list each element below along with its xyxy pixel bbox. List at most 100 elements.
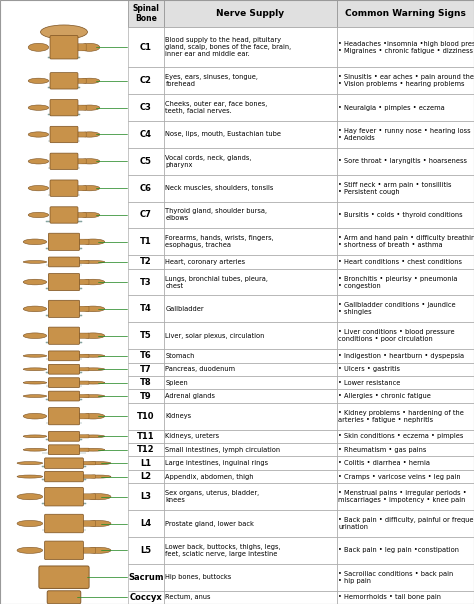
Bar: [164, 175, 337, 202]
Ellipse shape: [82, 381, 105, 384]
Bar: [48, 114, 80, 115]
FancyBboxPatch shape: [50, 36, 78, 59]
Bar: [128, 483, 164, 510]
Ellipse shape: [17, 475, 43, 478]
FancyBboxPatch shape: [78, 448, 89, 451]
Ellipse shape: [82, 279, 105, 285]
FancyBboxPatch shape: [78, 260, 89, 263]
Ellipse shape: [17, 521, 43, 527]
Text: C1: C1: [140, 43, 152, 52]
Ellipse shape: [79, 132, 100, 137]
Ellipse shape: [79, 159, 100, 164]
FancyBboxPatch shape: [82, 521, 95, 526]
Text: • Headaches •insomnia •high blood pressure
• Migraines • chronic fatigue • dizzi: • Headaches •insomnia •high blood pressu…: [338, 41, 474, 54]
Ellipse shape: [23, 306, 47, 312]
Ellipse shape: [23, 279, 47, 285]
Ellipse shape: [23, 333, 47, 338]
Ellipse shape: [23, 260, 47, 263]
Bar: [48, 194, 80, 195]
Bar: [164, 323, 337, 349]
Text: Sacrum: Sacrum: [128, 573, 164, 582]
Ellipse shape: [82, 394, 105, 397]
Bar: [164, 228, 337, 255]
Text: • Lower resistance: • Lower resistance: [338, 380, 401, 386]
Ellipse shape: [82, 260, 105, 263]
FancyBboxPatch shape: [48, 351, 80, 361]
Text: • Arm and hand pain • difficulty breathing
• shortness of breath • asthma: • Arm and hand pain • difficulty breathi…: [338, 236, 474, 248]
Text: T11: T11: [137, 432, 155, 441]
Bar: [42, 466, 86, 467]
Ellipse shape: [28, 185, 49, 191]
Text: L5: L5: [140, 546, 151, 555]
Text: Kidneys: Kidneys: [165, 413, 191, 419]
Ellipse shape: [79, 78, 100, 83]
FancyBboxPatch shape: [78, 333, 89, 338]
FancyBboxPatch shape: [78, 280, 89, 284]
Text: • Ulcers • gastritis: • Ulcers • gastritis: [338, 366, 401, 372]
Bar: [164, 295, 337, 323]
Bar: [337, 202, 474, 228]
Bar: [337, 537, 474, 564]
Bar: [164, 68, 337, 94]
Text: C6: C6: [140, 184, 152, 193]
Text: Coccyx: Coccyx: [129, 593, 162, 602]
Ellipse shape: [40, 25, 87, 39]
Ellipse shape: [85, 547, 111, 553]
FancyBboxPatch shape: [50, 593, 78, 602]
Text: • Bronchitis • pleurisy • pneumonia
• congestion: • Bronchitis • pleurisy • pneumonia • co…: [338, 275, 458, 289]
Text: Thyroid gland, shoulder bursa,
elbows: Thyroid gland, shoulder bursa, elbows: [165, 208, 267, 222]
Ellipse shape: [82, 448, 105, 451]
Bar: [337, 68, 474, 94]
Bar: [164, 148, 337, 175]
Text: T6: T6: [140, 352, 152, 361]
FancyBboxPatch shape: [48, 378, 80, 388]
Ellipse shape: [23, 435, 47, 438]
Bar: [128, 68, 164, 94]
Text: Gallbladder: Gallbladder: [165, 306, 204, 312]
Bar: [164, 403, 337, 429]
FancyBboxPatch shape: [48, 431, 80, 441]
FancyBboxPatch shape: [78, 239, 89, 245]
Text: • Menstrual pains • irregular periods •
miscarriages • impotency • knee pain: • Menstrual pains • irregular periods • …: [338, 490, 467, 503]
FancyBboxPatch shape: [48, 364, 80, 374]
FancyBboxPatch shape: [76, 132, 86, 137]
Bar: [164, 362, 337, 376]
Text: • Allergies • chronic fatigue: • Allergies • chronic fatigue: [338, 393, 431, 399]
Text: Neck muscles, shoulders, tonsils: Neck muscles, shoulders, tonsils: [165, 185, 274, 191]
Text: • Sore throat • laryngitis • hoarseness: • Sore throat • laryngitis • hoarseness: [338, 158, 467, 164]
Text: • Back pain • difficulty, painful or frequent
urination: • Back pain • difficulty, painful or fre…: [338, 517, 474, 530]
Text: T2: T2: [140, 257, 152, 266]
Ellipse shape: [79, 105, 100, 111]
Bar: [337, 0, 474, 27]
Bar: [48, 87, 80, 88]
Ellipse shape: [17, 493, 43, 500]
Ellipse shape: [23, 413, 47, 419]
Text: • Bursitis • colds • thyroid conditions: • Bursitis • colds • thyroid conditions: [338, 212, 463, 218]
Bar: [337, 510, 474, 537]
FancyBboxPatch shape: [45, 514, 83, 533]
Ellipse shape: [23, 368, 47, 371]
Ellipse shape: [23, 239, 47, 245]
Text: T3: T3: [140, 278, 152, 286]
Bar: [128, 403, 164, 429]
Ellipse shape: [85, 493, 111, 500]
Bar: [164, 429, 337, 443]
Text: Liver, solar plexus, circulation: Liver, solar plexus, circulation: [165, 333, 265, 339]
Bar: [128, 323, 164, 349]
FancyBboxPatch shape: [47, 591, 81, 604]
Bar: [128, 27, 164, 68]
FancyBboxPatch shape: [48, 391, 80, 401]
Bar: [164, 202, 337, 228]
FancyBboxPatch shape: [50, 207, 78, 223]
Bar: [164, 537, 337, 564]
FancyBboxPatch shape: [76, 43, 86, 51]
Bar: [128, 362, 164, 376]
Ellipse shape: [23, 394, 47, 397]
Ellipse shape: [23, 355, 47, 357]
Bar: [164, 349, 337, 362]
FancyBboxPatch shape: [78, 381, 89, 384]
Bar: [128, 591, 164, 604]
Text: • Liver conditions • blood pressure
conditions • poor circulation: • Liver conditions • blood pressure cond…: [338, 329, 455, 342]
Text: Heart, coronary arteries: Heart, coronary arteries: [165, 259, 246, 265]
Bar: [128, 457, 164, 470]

★ ★ ★ ★ ★ ★ ★

Reproduce, unchanged, the rows from the one containing "Bar: [164, 175, 337, 202]" through the one containing "Bar: [164, 323, 337, 349]", including both of those rows.

Correct result
Bar: [164, 175, 337, 202]
Ellipse shape: [82, 381, 105, 384]
Bar: [48, 114, 80, 115]
FancyBboxPatch shape: [50, 36, 78, 59]
Bar: [128, 483, 164, 510]
Ellipse shape: [17, 475, 43, 478]
FancyBboxPatch shape: [78, 448, 89, 451]
Ellipse shape: [82, 279, 105, 285]
FancyBboxPatch shape: [78, 260, 89, 263]
Ellipse shape: [17, 521, 43, 527]
Text: C1: C1: [140, 43, 152, 52]
Ellipse shape: [79, 132, 100, 137]
Ellipse shape: [79, 159, 100, 164]
FancyBboxPatch shape: [82, 521, 95, 526]
Text: • Headaches •insomnia •high blood pressure
• Migraines • chronic fatigue • dizzi: • Headaches •insomnia •high blood pressu…: [338, 41, 474, 54]
Ellipse shape: [23, 306, 47, 312]
Ellipse shape: [23, 279, 47, 285]
Ellipse shape: [23, 333, 47, 338]
Ellipse shape: [23, 260, 47, 263]
Bar: [48, 194, 80, 195]
Bar: [164, 323, 337, 349]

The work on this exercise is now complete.